• Work instructions:
Reproduce all the lines exactly as they stand, apart from the pictures.

• Entries shown:
---*---

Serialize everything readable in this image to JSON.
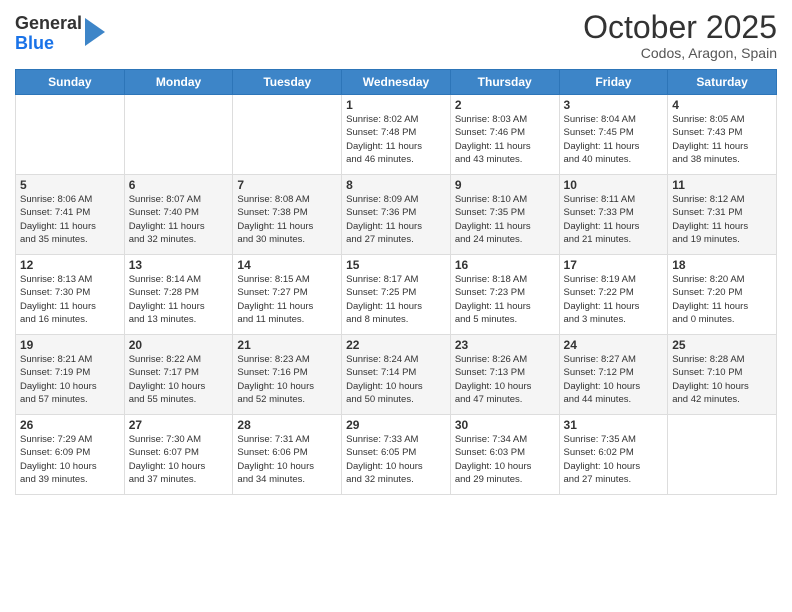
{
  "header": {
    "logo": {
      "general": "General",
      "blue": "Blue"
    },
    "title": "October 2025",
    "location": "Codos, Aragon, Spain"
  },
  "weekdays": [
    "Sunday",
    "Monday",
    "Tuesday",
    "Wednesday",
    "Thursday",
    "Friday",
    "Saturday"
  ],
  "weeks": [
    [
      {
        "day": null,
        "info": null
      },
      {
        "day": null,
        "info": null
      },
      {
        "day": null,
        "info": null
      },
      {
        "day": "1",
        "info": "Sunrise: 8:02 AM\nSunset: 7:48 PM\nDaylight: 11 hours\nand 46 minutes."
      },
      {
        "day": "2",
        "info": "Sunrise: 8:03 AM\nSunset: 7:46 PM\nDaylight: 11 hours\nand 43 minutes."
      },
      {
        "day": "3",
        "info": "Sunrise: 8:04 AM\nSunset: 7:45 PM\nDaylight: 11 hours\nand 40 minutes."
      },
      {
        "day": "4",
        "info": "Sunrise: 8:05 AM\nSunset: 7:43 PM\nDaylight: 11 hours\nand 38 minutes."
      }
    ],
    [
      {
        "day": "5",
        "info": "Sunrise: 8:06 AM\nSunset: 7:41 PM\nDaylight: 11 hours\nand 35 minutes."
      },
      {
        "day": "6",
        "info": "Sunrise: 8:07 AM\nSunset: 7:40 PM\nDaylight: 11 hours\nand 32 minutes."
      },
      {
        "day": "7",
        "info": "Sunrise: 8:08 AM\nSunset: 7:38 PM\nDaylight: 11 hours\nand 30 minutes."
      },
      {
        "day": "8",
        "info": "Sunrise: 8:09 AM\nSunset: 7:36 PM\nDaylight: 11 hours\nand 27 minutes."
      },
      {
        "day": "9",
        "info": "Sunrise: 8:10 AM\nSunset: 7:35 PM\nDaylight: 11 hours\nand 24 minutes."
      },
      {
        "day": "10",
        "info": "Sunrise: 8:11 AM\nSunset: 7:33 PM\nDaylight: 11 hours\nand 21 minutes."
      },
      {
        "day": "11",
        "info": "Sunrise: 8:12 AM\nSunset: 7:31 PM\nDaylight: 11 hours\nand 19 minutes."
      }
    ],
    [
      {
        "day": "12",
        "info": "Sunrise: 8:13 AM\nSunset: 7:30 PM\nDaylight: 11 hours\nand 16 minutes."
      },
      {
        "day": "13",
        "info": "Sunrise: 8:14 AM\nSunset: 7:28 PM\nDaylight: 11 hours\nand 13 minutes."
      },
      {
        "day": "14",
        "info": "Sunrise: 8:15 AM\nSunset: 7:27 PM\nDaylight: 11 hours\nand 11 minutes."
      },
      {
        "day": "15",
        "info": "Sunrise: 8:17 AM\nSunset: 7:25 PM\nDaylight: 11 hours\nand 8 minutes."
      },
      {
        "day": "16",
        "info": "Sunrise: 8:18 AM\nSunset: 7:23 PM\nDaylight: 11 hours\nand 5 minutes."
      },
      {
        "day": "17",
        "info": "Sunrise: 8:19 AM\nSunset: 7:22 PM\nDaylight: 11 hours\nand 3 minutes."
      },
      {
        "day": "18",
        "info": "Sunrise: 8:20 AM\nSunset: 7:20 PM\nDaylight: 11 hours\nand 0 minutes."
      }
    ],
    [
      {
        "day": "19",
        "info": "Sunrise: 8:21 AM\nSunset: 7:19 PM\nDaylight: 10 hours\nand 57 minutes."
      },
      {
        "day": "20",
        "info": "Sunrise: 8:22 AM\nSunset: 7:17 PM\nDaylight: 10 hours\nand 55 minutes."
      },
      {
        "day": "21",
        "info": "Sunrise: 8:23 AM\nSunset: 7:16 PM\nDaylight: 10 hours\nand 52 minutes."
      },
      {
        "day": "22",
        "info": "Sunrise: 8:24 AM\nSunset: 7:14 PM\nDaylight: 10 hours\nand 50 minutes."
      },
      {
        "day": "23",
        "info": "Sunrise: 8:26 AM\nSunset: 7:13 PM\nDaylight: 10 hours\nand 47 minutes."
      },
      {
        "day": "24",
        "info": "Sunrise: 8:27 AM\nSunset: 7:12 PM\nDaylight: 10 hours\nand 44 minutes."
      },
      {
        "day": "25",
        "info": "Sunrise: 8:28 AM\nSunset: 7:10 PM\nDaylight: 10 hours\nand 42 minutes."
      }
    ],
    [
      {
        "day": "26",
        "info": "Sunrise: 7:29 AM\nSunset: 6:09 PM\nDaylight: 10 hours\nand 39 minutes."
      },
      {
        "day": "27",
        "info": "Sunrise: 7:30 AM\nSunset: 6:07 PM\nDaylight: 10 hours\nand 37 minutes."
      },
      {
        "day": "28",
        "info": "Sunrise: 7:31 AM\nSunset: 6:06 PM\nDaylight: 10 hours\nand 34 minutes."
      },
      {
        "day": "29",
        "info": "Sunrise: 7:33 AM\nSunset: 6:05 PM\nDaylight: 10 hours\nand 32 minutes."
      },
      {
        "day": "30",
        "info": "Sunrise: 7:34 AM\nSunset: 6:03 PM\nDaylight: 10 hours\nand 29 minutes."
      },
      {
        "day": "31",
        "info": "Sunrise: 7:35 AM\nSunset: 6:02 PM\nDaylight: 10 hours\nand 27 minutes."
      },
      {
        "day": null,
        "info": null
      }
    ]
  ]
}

---*---

• Correct answer:
Serialize everything readable in this image to JSON.
{
  "header": {
    "logo": {
      "general": "General",
      "blue": "Blue"
    },
    "title": "October 2025",
    "location": "Codos, Aragon, Spain"
  },
  "weekdays": [
    "Sunday",
    "Monday",
    "Tuesday",
    "Wednesday",
    "Thursday",
    "Friday",
    "Saturday"
  ],
  "weeks": [
    [
      {
        "day": null,
        "info": null
      },
      {
        "day": null,
        "info": null
      },
      {
        "day": null,
        "info": null
      },
      {
        "day": "1",
        "info": "Sunrise: 8:02 AM\nSunset: 7:48 PM\nDaylight: 11 hours\nand 46 minutes."
      },
      {
        "day": "2",
        "info": "Sunrise: 8:03 AM\nSunset: 7:46 PM\nDaylight: 11 hours\nand 43 minutes."
      },
      {
        "day": "3",
        "info": "Sunrise: 8:04 AM\nSunset: 7:45 PM\nDaylight: 11 hours\nand 40 minutes."
      },
      {
        "day": "4",
        "info": "Sunrise: 8:05 AM\nSunset: 7:43 PM\nDaylight: 11 hours\nand 38 minutes."
      }
    ],
    [
      {
        "day": "5",
        "info": "Sunrise: 8:06 AM\nSunset: 7:41 PM\nDaylight: 11 hours\nand 35 minutes."
      },
      {
        "day": "6",
        "info": "Sunrise: 8:07 AM\nSunset: 7:40 PM\nDaylight: 11 hours\nand 32 minutes."
      },
      {
        "day": "7",
        "info": "Sunrise: 8:08 AM\nSunset: 7:38 PM\nDaylight: 11 hours\nand 30 minutes."
      },
      {
        "day": "8",
        "info": "Sunrise: 8:09 AM\nSunset: 7:36 PM\nDaylight: 11 hours\nand 27 minutes."
      },
      {
        "day": "9",
        "info": "Sunrise: 8:10 AM\nSunset: 7:35 PM\nDaylight: 11 hours\nand 24 minutes."
      },
      {
        "day": "10",
        "info": "Sunrise: 8:11 AM\nSunset: 7:33 PM\nDaylight: 11 hours\nand 21 minutes."
      },
      {
        "day": "11",
        "info": "Sunrise: 8:12 AM\nSunset: 7:31 PM\nDaylight: 11 hours\nand 19 minutes."
      }
    ],
    [
      {
        "day": "12",
        "info": "Sunrise: 8:13 AM\nSunset: 7:30 PM\nDaylight: 11 hours\nand 16 minutes."
      },
      {
        "day": "13",
        "info": "Sunrise: 8:14 AM\nSunset: 7:28 PM\nDaylight: 11 hours\nand 13 minutes."
      },
      {
        "day": "14",
        "info": "Sunrise: 8:15 AM\nSunset: 7:27 PM\nDaylight: 11 hours\nand 11 minutes."
      },
      {
        "day": "15",
        "info": "Sunrise: 8:17 AM\nSunset: 7:25 PM\nDaylight: 11 hours\nand 8 minutes."
      },
      {
        "day": "16",
        "info": "Sunrise: 8:18 AM\nSunset: 7:23 PM\nDaylight: 11 hours\nand 5 minutes."
      },
      {
        "day": "17",
        "info": "Sunrise: 8:19 AM\nSunset: 7:22 PM\nDaylight: 11 hours\nand 3 minutes."
      },
      {
        "day": "18",
        "info": "Sunrise: 8:20 AM\nSunset: 7:20 PM\nDaylight: 11 hours\nand 0 minutes."
      }
    ],
    [
      {
        "day": "19",
        "info": "Sunrise: 8:21 AM\nSunset: 7:19 PM\nDaylight: 10 hours\nand 57 minutes."
      },
      {
        "day": "20",
        "info": "Sunrise: 8:22 AM\nSunset: 7:17 PM\nDaylight: 10 hours\nand 55 minutes."
      },
      {
        "day": "21",
        "info": "Sunrise: 8:23 AM\nSunset: 7:16 PM\nDaylight: 10 hours\nand 52 minutes."
      },
      {
        "day": "22",
        "info": "Sunrise: 8:24 AM\nSunset: 7:14 PM\nDaylight: 10 hours\nand 50 minutes."
      },
      {
        "day": "23",
        "info": "Sunrise: 8:26 AM\nSunset: 7:13 PM\nDaylight: 10 hours\nand 47 minutes."
      },
      {
        "day": "24",
        "info": "Sunrise: 8:27 AM\nSunset: 7:12 PM\nDaylight: 10 hours\nand 44 minutes."
      },
      {
        "day": "25",
        "info": "Sunrise: 8:28 AM\nSunset: 7:10 PM\nDaylight: 10 hours\nand 42 minutes."
      }
    ],
    [
      {
        "day": "26",
        "info": "Sunrise: 7:29 AM\nSunset: 6:09 PM\nDaylight: 10 hours\nand 39 minutes."
      },
      {
        "day": "27",
        "info": "Sunrise: 7:30 AM\nSunset: 6:07 PM\nDaylight: 10 hours\nand 37 minutes."
      },
      {
        "day": "28",
        "info": "Sunrise: 7:31 AM\nSunset: 6:06 PM\nDaylight: 10 hours\nand 34 minutes."
      },
      {
        "day": "29",
        "info": "Sunrise: 7:33 AM\nSunset: 6:05 PM\nDaylight: 10 hours\nand 32 minutes."
      },
      {
        "day": "30",
        "info": "Sunrise: 7:34 AM\nSunset: 6:03 PM\nDaylight: 10 hours\nand 29 minutes."
      },
      {
        "day": "31",
        "info": "Sunrise: 7:35 AM\nSunset: 6:02 PM\nDaylight: 10 hours\nand 27 minutes."
      },
      {
        "day": null,
        "info": null
      }
    ]
  ]
}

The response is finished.